** start of DATASET ENTRIES **
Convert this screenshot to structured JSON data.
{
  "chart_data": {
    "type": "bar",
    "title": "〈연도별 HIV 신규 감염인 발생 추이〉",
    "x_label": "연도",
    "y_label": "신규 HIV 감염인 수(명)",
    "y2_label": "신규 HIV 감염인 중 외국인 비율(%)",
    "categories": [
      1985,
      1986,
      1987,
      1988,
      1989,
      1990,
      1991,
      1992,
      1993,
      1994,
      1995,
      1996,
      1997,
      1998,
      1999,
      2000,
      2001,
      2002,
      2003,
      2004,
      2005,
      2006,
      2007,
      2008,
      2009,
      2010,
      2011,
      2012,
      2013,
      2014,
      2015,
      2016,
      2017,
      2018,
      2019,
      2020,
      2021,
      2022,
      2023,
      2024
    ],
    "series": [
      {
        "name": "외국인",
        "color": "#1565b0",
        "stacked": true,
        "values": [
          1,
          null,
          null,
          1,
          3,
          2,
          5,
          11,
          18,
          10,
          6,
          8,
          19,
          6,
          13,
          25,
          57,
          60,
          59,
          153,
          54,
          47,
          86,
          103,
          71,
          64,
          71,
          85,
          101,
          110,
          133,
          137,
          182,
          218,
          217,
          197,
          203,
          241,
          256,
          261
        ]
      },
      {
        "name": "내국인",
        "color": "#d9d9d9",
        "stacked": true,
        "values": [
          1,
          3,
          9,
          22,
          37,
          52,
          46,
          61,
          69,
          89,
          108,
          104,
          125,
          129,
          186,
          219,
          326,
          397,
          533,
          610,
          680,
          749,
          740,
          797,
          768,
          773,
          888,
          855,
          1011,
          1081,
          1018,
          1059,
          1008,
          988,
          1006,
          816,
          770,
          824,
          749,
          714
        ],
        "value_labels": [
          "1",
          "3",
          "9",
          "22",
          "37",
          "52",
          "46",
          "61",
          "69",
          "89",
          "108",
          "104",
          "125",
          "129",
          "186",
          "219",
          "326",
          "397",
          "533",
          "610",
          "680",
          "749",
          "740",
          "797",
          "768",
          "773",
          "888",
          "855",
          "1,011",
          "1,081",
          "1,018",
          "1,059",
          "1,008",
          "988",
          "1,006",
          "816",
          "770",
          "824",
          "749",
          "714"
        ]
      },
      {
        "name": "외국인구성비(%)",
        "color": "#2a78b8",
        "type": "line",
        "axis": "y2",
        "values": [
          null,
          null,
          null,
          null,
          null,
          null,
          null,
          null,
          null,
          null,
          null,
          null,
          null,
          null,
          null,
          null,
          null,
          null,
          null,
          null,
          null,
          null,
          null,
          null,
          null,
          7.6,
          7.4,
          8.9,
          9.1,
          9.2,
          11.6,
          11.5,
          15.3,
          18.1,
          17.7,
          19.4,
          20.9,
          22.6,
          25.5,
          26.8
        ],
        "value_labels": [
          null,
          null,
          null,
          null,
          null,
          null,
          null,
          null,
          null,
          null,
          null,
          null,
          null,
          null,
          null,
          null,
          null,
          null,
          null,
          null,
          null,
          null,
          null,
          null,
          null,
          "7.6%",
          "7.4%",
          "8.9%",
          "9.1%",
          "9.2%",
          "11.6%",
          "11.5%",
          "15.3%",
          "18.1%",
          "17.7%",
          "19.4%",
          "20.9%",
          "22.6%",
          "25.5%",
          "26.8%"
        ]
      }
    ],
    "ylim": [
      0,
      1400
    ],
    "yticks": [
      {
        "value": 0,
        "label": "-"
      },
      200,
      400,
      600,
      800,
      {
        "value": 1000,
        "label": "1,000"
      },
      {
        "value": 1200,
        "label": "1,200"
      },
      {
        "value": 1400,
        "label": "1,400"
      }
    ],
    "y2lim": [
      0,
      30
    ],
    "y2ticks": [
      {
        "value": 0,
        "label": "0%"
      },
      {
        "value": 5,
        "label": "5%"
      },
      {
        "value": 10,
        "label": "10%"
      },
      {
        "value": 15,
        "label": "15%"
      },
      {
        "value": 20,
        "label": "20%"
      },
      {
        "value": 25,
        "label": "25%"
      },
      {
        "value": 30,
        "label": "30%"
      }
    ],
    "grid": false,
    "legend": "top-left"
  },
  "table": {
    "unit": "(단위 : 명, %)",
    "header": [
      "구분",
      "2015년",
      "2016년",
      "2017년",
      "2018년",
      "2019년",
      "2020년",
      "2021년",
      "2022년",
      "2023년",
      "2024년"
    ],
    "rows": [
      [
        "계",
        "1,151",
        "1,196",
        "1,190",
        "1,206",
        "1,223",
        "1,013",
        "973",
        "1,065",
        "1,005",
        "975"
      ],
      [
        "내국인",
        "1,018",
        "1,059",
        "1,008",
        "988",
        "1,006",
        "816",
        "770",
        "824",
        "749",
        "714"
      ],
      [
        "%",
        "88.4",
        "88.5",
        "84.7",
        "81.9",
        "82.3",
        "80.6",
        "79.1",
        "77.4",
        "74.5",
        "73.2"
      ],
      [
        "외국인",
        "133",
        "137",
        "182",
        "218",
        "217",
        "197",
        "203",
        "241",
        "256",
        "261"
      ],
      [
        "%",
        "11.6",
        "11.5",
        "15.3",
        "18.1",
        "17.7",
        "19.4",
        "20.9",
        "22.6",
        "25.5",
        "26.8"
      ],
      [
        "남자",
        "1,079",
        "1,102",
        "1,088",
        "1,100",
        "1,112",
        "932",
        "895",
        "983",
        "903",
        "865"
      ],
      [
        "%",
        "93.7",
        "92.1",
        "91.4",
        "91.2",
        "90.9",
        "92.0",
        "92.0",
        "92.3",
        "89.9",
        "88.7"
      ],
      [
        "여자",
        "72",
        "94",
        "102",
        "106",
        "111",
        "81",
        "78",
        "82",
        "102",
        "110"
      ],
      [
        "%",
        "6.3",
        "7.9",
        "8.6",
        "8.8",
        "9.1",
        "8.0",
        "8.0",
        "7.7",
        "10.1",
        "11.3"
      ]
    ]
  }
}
** end of DATASET ENTRIES **
_THE EXERCISE_.
Produce a verbatim transcription of the entries above.

_CORRECT RESULT_.
Convert this screenshot to structured JSON data.
{
  "chart_data": {
    "type": "bar",
    "title": "〈연도별 HIV 신규 감염인 발생 추이〉",
    "x_label": "연도",
    "y_label": "신규 HIV 감염인 수(명)",
    "y2_label": "신규 HIV 감염인 중 외국인 비율(%)",
    "categories": [
      1985,
      1986,
      1987,
      1988,
      1989,
      1990,
      1991,
      1992,
      1993,
      1994,
      1995,
      1996,
      1997,
      1998,
      1999,
      2000,
      2001,
      2002,
      2003,
      2004,
      2005,
      2006,
      2007,
      2008,
      2009,
      2010,
      2011,
      2012,
      2013,
      2014,
      2015,
      2016,
      2017,
      2018,
      2019,
      2020,
      2021,
      2022,
      2023,
      2024
    ],
    "series": [
      {
        "name": "외국인",
        "color": "#1565b0",
        "stacked": true,
        "values": [
          1,
          null,
          null,
          1,
          3,
          2,
          5,
          11,
          18,
          10,
          6,
          8,
          19,
          6,
          13,
          25,
          57,
          60,
          59,
          153,
          54,
          47,
          86,
          103,
          71,
          64,
          71,
          85,
          101,
          110,
          133,
          137,
          182,
          218,
          217,
          197,
          203,
          241,
          256,
          261
        ]
      },
      {
        "name": "내국인",
        "color": "#d9d9d9",
        "stacked": true,
        "values": [
          1,
          3,
          9,
          22,
          37,
          52,
          46,
          61,
          69,
          89,
          108,
          104,
          125,
          129,
          186,
          219,
          326,
          397,
          533,
          610,
          680,
          749,
          740,
          797,
          768,
          773,
          888,
          855,
          1011,
          1081,
          1018,
          1059,
          1008,
          988,
          1006,
          816,
          770,
          824,
          749,
          714
        ],
        "value_labels": [
          "1",
          "3",
          "9",
          "22",
          "37",
          "52",
          "46",
          "61",
          "69",
          "89",
          "108",
          "104",
          "125",
          "129",
          "186",
          "219",
          "326",
          "397",
          "533",
          "610",
          "680",
          "749",
          "740",
          "797",
          "768",
          "773",
          "888",
          "855",
          "1,011",
          "1,081",
          "1,018",
          "1,059",
          "1,008",
          "988",
          "1,006",
          "816",
          "770",
          "824",
          "749",
          "714"
        ]
      },
      {
        "name": "외국인구성비(%)",
        "color": "#2a78b8",
        "type": "line",
        "axis": "y2",
        "values": [
          null,
          null,
          null,
          null,
          null,
          null,
          null,
          null,
          null,
          null,
          null,
          null,
          null,
          null,
          null,
          null,
          null,
          null,
          null,
          null,
          null,
          null,
          null,
          null,
          null,
          7.6,
          7.4,
          8.9,
          9.1,
          9.2,
          11.6,
          11.5,
          15.3,
          18.1,
          17.7,
          19.4,
          20.9,
          22.6,
          25.5,
          26.8
        ],
        "value_labels": [
          null,
          null,
          null,
          null,
          null,
          null,
          null,
          null,
          null,
          null,
          null,
          null,
          null,
          null,
          null,
          null,
          null,
          null,
          null,
          null,
          null,
          null,
          null,
          null,
          null,
          "7.6%",
          "7.4%",
          "8.9%",
          "9.1%",
          "9.2%",
          "11.6%",
          "11.5%",
          "15.3%",
          "18.1%",
          "17.7%",
          "19.4%",
          "20.9%",
          "22.6%",
          "25.5%",
          "26.8%"
        ]
      }
    ],
    "ylim": [
      0,
      1400
    ],
    "yticks": [
      {
        "value": 0,
        "label": "-"
      },
      200,
      400,
      600,
      800,
      {
        "value": 1000,
        "label": "1,000"
      },
      {
        "value": 1200,
        "label": "1,200"
      },
      {
        "value": 1400,
        "label": "1,400"
      }
    ],
    "y2lim": [
      0,
      30
    ],
    "y2ticks": [
      {
        "value": 0,
        "label": "0%"
      },
      {
        "value": 5,
        "label": "5%"
      },
      {
        "value": 10,
        "label": "10%"
      },
      {
        "value": 15,
        "label": "15%"
      },
      {
        "value": 20,
        "label": "20%"
      },
      {
        "value": 25,
        "label": "25%"
      },
      {
        "value": 30,
        "label": "30%"
      }
    ],
    "grid": false,
    "legend": "top-left"
  },
  "table": {
    "unit": "(단위 : 명, %)",
    "header": [
      "구분",
      "2015년",
      "2016년",
      "2017년",
      "2018년",
      "2019년",
      "2020년",
      "2021년",
      "2022년",
      "2023년",
      "2024년"
    ],
    "rows": [
      [
        "계",
        "1,151",
        "1,196",
        "1,190",
        "1,206",
        "1,223",
        "1,013",
        "973",
        "1,065",
        "1,005",
        "975"
      ],
      [
        "내국인",
        "1,018",
        "1,059",
        "1,008",
        "988",
        "1,006",
        "816",
        "770",
        "824",
        "749",
        "714"
      ],
      [
        "%",
        "88.4",
        "88.5",
        "84.7",
        "81.9",
        "82.3",
        "80.6",
        "79.1",
        "77.4",
        "74.5",
        "73.2"
      ],
      [
        "외국인",
        "133",
        "137",
        "182",
        "218",
        "217",
        "197",
        "203",
        "241",
        "256",
        "261"
      ],
      [
        "%",
        "11.6",
        "11.5",
        "15.3",
        "18.1",
        "17.7",
        "19.4",
        "20.9",
        "22.6",
        "25.5",
        "26.8"
      ],
      [
        "남자",
        "1,079",
        "1,102",
        "1,088",
        "1,100",
        "1,112",
        "932",
        "895",
        "983",
        "903",
        "865"
      ],
      [
        "%",
        "93.7",
        "92.1",
        "91.4",
        "91.2",
        "90.9",
        "92.0",
        "92.0",
        "92.3",
        "89.9",
        "88.7"
      ],
      [
        "여자",
        "72",
        "94",
        "102",
        "106",
        "111",
        "81",
        "78",
        "82",
        "102",
        "110"
      ],
      [
        "%",
        "6.3",
        "7.9",
        "8.6",
        "8.8",
        "9.1",
        "8.0",
        "8.0",
        "7.7",
        "10.1",
        "11.3"
      ]
    ]
  }
}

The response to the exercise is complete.